Tally all lines containing the word "Department". Give the number alone.

╭─ Records for the exercise

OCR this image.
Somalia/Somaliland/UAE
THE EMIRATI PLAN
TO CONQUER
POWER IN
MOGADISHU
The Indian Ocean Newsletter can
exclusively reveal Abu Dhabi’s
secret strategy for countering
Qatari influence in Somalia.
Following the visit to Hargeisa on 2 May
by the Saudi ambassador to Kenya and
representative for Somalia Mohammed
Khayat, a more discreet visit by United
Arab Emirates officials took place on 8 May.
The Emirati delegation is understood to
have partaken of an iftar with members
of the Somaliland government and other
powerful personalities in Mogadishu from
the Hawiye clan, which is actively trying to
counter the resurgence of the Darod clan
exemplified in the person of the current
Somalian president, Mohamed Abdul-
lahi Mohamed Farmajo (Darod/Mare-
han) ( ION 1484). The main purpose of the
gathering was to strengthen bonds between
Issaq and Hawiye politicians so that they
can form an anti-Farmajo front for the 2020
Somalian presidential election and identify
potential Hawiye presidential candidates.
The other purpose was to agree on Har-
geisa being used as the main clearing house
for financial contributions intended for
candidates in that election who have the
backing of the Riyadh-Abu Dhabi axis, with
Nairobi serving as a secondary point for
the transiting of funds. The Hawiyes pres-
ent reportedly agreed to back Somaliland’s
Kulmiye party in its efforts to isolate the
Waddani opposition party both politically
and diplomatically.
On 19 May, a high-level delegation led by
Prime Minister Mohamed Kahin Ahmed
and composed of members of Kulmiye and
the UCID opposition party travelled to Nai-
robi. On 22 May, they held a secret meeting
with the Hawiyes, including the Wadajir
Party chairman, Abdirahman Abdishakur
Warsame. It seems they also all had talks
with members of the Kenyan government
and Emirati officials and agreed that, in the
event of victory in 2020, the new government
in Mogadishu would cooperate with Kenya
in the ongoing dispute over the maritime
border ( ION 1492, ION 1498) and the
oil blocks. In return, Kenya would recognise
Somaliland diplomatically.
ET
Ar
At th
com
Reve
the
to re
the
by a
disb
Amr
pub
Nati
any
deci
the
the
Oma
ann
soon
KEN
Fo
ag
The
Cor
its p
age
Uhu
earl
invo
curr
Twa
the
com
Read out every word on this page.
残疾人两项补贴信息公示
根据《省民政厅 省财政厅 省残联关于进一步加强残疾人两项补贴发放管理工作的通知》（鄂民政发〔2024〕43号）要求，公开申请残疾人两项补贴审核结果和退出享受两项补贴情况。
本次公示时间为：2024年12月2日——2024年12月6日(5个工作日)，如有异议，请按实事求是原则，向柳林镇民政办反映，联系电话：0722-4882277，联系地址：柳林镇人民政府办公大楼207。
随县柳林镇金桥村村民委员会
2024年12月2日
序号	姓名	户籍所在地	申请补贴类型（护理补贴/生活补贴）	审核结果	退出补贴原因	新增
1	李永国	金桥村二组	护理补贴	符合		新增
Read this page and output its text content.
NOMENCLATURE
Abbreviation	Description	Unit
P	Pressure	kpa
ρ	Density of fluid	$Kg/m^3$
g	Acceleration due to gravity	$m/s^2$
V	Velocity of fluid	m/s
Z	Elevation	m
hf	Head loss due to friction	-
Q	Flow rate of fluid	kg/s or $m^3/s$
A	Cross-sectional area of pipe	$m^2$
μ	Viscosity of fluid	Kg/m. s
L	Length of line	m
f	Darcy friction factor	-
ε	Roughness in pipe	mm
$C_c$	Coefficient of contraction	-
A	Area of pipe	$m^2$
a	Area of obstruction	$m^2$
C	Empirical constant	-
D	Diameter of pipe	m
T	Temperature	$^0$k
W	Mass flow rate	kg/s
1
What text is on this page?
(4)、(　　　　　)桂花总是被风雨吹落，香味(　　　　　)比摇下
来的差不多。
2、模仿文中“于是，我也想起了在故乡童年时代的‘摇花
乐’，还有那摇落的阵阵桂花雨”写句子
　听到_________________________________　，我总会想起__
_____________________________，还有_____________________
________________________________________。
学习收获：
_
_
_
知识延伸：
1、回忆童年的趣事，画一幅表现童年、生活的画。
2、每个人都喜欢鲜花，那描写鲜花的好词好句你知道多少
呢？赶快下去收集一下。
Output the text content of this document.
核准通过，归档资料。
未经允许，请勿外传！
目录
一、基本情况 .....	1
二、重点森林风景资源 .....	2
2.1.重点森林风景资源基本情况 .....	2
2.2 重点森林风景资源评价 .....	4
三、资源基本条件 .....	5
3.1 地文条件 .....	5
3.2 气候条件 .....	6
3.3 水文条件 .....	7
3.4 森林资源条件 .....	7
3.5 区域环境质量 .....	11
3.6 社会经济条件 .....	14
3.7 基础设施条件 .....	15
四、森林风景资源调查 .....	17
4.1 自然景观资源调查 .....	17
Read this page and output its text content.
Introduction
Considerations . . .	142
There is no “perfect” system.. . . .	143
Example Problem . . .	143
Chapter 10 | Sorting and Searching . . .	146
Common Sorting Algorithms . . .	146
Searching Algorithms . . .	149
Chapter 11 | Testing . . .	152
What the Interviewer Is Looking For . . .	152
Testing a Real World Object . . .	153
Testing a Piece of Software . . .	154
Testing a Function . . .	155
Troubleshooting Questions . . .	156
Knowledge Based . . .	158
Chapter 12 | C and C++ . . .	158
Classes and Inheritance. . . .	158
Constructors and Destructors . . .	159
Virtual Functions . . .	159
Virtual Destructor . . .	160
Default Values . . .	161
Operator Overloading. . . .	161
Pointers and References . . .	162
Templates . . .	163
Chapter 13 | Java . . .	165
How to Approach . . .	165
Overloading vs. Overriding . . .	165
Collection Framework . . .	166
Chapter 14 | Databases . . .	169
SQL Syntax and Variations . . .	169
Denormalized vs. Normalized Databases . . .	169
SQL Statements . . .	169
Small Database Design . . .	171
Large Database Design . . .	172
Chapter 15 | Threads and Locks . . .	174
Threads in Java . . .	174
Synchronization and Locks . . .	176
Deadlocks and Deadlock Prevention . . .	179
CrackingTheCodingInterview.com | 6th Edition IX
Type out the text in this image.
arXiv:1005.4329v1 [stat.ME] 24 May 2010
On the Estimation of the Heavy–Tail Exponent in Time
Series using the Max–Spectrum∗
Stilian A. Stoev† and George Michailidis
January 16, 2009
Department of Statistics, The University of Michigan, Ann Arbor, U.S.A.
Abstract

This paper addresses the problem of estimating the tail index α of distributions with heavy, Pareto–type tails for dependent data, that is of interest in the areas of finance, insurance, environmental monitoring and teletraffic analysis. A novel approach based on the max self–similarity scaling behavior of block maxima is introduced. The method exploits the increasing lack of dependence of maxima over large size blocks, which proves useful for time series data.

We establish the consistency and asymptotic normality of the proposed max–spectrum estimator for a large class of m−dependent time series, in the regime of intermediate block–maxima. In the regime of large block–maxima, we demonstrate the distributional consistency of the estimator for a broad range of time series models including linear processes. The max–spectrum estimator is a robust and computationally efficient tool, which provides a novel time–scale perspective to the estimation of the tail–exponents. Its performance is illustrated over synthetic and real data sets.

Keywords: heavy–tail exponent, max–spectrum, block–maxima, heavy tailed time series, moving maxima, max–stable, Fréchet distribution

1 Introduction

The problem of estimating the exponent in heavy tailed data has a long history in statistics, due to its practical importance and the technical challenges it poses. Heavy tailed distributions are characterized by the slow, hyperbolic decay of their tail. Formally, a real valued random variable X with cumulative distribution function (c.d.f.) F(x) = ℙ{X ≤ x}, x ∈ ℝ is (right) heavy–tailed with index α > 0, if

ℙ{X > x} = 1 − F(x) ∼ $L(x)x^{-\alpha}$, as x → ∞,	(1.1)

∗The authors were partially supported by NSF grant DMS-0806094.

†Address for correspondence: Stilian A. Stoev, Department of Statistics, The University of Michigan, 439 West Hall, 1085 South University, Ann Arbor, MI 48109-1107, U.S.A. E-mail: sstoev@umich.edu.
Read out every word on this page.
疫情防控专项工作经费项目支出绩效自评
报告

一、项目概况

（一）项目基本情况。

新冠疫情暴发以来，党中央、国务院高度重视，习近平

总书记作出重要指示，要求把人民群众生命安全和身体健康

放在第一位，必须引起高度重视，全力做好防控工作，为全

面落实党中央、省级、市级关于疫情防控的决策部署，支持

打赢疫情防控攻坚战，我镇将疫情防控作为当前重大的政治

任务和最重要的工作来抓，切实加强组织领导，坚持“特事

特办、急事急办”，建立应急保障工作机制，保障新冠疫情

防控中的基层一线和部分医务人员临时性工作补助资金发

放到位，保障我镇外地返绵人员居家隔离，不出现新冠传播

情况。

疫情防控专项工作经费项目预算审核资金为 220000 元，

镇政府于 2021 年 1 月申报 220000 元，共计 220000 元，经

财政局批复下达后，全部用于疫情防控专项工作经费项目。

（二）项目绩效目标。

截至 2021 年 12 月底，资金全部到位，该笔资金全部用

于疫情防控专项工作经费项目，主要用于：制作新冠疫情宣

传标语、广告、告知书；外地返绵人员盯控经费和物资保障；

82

╰─

◆ **Written reply**
2